** start RECORD SET **

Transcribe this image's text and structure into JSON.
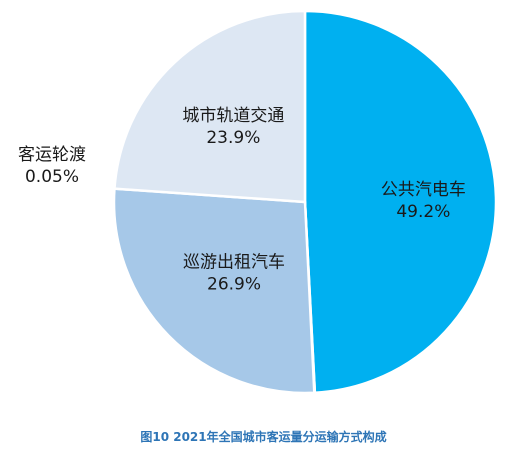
{
  "chart_data": {
    "type": "pie",
    "title": "图10  2021年全国城市客运量分运输方式构成",
    "slices": [
      {
        "name": "公共汽电车",
        "value": 49.2,
        "value_label": "49.2%",
        "color": "#00b0f0"
      },
      {
        "name": "客运轮渡",
        "value": 0.05,
        "value_label": "0.05%",
        "color": "#0000ff"
      },
      {
        "name": "巡游出租汽车",
        "value": 26.9,
        "value_label": "26.9%",
        "color": "#a6c8e8"
      },
      {
        "name": "城市轨道交通",
        "value": 23.9,
        "value_label": "23.9%",
        "color": "#dde7f3"
      }
    ],
    "start": "top",
    "direction": "clockwise",
    "title_color": "#2e75b6"
  }
}
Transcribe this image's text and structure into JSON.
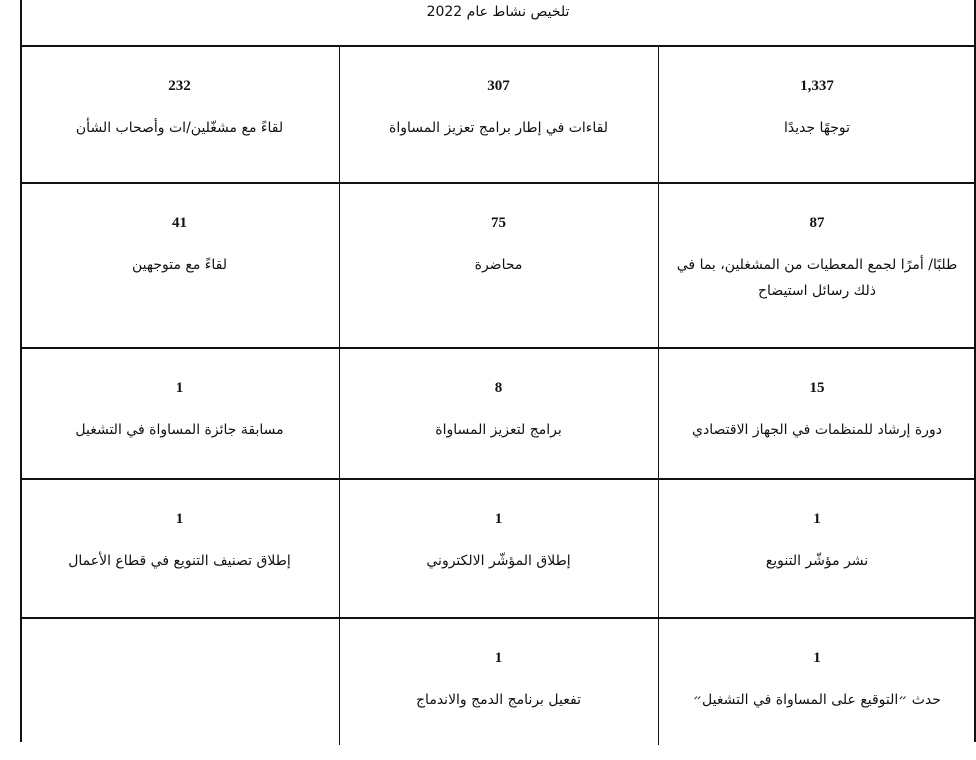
{
  "title": "تلخيص نشاط عام 2022",
  "rows": [
    [
      {
        "value": "1,337",
        "label": "توجهًا جديدًا"
      },
      {
        "value": "307",
        "label": "لقاءات في إطار برامج تعزيز المساواة"
      },
      {
        "value": "232",
        "label": "لقاءً مع مشغّلين/ات وأصحاب الشأن"
      }
    ],
    [
      {
        "value": "87",
        "label": "طلبًا/ أمرًا لجمع المعطيات من المشغلين، بما في ذلك رسائل استيضاح"
      },
      {
        "value": "75",
        "label": "محاضرة"
      },
      {
        "value": "41",
        "label": "لقاءً مع متوجهين"
      }
    ],
    [
      {
        "value": "15",
        "label": "دورة إرشاد للمنظمات في الجهاز الاقتصادي"
      },
      {
        "value": "8",
        "label": "برامج لتعزيز المساواة"
      },
      {
        "value": "1",
        "label": "مسابقة جائزة المساواة في التشغيل"
      }
    ],
    [
      {
        "value": "1",
        "label": "نشر مؤشّر التنويع"
      },
      {
        "value": "1",
        "label": "إطلاق المؤشّر الالكتروني"
      },
      {
        "value": "1",
        "label": "إطلاق تصنيف التنويع في قطاع الأعمال"
      }
    ],
    [
      {
        "value": "1",
        "label": "حدث ״التوقيع على المساواة في التشغيل״"
      },
      {
        "value": "1",
        "label": "تفعيل برنامج الدمج والاندماج"
      },
      {
        "value": "",
        "label": ""
      }
    ]
  ]
}
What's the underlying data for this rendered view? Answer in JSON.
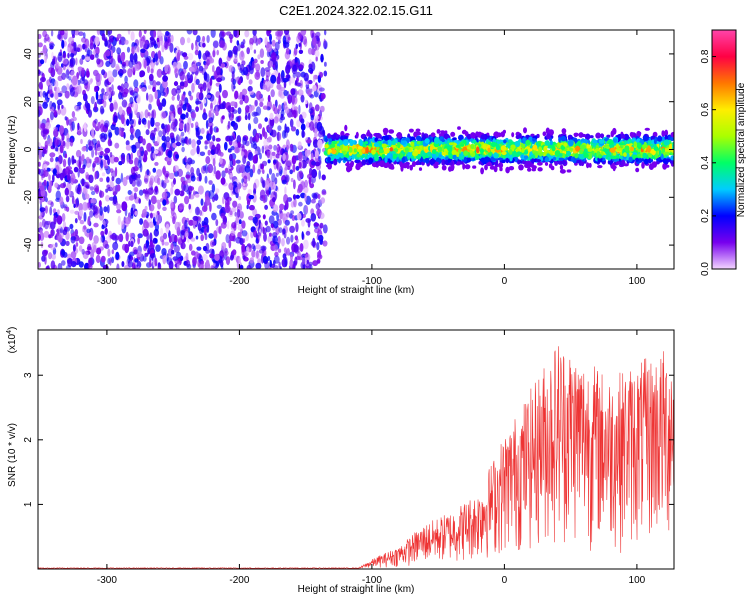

** end RECORD SET **

■ **SET EXERCISE**
Output an exact copy of the material, with the pictures removed.

■ **EXERCISE RESULT**
Transcribe this image's text and structure into JSON.
{
  "chart_data": {
    "type": "pie",
    "title": "图10  2021年全国城市客运量分运输方式构成",
    "slices": [
      {
        "name": "公共汽电车",
        "value": 49.2,
        "value_label": "49.2%",
        "color": "#00b0f0"
      },
      {
        "name": "客运轮渡",
        "value": 0.05,
        "value_label": "0.05%",
        "color": "#0000ff"
      },
      {
        "name": "巡游出租汽车",
        "value": 26.9,
        "value_label": "26.9%",
        "color": "#a6c8e8"
      },
      {
        "name": "城市轨道交通",
        "value": 23.9,
        "value_label": "23.9%",
        "color": "#dde7f3"
      }
    ],
    "start": "top",
    "direction": "clockwise",
    "title_color": "#2e75b6"
  }
}
Transcribe this image's text and structure into JSON.
{
  "title": "تلخيص نشاط عام 2022",
  "rows": [
    [
      {
        "value": "1,337",
        "label": "توجهًا جديدًا"
      },
      {
        "value": "307",
        "label": "لقاءات في إطار برامج تعزيز المساواة"
      },
      {
        "value": "232",
        "label": "لقاءً مع مشغّلين/ات وأصحاب الشأن"
      }
    ],
    [
      {
        "value": "87",
        "label": "طلبًا/ أمرًا لجمع المعطيات من المشغلين، بما في ذلك رسائل استيضاح"
      },
      {
        "value": "75",
        "label": "محاضرة"
      },
      {
        "value": "41",
        "label": "لقاءً مع متوجهين"
      }
    ],
    [
      {
        "value": "15",
        "label": "دورة إرشاد للمنظمات في الجهاز الاقتصادي"
      },
      {
        "value": "8",
        "label": "برامج لتعزيز المساواة"
      },
      {
        "value": "1",
        "label": "مسابقة جائزة المساواة في التشغيل"
      }
    ],
    [
      {
        "value": "1",
        "label": "نشر مؤشّر التنويع"
      },
      {
        "value": "1",
        "label": "إطلاق المؤشّر الالكتروني"
      },
      {
        "value": "1",
        "label": "إطلاق تصنيف التنويع في قطاع الأعمال"
      }
    ],
    [
      {
        "value": "1",
        "label": "حدث ״التوقيع على المساواة في التشغيل״"
      },
      {
        "value": "1",
        "label": "تفعيل برنامج الدمج والاندماج"
      },
      {
        "value": "",
        "label": ""
      }
    ]
  ]
}
What's the underlying data for this rendered view? Answer in JSON.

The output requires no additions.